** begin Records to process **
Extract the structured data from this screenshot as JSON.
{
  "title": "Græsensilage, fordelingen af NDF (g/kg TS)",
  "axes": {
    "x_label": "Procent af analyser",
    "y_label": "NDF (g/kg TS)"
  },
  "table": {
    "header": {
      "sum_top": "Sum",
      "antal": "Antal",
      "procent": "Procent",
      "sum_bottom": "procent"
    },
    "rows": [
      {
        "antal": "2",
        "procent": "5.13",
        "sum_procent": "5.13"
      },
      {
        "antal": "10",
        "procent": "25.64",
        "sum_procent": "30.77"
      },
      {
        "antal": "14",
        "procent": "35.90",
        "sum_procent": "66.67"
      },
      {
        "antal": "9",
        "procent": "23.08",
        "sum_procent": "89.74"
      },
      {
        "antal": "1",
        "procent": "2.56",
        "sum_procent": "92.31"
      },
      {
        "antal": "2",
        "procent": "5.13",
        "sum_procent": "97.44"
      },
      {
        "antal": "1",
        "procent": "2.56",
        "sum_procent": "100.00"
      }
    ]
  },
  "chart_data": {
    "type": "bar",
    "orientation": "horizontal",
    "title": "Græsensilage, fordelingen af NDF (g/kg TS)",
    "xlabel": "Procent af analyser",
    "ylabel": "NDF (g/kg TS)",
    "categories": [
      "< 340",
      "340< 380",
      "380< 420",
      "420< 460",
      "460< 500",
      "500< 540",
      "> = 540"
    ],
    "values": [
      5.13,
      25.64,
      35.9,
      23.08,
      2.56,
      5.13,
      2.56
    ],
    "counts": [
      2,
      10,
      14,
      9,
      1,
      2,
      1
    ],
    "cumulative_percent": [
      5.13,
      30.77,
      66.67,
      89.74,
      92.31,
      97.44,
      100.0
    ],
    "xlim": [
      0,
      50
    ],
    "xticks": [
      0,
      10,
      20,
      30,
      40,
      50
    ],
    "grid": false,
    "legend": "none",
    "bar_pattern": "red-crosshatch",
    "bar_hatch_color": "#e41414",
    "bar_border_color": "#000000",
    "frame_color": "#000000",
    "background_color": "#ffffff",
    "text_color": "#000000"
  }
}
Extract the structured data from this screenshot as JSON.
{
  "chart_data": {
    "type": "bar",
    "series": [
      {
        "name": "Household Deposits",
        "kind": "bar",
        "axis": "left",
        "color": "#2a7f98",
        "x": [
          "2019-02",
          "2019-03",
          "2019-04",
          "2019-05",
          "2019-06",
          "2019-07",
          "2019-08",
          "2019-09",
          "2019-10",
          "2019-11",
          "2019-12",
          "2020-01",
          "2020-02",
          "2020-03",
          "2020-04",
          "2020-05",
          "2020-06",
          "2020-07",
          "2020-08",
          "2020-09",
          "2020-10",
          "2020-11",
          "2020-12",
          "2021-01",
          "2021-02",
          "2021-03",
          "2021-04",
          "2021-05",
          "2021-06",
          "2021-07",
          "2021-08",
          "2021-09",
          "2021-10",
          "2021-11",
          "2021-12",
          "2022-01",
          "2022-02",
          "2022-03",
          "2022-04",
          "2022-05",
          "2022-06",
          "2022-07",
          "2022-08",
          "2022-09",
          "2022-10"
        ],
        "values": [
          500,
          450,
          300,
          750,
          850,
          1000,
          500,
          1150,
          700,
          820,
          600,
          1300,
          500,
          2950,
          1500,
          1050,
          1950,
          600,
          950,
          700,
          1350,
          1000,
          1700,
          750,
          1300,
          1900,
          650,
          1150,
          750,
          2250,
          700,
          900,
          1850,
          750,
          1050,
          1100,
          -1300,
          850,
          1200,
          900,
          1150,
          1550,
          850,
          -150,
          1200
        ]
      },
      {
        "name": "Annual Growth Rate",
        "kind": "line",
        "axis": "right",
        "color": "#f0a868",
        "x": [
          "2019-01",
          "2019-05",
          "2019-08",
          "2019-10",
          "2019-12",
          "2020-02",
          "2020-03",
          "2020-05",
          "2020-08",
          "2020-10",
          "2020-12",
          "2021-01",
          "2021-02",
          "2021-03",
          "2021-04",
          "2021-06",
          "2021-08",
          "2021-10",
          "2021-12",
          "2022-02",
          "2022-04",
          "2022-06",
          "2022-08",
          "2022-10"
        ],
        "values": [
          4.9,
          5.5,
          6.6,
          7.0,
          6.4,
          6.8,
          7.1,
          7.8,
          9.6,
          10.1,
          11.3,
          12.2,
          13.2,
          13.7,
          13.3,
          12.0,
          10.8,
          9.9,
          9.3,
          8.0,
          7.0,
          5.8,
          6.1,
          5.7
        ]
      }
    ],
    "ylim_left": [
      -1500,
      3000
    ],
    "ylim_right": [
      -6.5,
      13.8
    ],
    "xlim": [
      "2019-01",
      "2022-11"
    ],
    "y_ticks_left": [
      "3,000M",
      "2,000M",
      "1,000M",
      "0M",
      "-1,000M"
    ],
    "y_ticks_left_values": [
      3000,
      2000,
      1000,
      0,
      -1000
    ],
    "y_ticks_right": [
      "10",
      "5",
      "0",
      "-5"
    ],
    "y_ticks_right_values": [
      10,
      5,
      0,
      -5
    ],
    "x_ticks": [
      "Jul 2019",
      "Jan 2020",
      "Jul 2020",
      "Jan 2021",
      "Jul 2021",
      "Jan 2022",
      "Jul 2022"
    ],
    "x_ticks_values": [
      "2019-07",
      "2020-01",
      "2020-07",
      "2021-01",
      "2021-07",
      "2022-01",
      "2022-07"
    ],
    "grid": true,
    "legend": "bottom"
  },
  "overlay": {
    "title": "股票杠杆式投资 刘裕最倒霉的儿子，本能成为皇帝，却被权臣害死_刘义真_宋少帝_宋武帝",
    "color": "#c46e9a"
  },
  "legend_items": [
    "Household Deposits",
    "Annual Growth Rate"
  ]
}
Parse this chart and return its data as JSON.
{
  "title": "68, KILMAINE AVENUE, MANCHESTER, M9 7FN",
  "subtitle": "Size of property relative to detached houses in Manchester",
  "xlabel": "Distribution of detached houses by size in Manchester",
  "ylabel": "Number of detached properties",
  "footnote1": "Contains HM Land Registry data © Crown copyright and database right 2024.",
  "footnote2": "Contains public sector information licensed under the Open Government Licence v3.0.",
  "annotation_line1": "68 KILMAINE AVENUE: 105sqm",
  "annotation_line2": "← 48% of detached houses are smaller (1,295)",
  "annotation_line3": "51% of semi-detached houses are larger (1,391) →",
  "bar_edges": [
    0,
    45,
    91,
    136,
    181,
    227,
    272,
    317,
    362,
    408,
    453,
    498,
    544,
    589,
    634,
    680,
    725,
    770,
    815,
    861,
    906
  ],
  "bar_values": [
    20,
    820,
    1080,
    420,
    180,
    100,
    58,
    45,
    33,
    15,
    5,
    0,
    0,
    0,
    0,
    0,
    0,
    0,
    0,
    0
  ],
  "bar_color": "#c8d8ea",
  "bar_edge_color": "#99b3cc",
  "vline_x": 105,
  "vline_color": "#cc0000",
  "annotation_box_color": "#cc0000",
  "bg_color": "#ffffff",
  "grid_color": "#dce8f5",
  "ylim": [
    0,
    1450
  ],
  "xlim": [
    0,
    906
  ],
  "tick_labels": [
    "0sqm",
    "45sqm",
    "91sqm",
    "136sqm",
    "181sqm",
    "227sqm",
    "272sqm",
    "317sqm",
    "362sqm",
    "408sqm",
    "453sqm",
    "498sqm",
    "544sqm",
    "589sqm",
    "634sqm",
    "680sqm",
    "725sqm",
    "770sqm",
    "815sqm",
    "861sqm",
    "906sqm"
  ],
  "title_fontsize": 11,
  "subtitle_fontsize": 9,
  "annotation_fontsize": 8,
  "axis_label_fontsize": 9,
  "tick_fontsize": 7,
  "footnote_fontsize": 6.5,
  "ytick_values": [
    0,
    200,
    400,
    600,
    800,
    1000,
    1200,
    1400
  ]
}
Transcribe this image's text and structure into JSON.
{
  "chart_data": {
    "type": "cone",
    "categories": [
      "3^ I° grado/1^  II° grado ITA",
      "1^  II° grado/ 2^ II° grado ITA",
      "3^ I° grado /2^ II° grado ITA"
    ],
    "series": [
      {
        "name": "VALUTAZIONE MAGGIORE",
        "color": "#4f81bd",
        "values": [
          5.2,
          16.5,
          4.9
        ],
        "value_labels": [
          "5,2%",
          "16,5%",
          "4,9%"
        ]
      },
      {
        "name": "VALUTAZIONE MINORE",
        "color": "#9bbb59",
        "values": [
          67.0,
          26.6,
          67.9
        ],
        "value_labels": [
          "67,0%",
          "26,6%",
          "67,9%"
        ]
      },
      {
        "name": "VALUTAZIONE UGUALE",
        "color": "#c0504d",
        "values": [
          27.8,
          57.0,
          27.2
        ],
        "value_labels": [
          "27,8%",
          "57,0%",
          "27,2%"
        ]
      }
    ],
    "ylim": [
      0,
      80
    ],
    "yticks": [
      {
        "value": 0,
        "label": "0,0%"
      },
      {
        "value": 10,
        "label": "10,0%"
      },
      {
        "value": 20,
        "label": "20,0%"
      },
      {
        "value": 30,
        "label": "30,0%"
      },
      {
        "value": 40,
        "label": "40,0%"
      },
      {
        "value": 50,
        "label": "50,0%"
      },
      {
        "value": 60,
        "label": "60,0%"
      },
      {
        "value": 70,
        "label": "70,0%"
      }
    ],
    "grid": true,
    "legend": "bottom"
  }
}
** end Records to process **
> Work instructions:
Gather up every line from the listing above in which the word "houses" occurs.

> Solution:
  "subtitle": "Size of property relative to detached houses in Manchester",
  "xlabel": "Distribution of detached houses by size in Manchester",
  "annotation_line2": "← 48% of detached houses are smaller (1,295)",
  "annotation_line3": "51% of semi-detached houses are larger (1,391) →",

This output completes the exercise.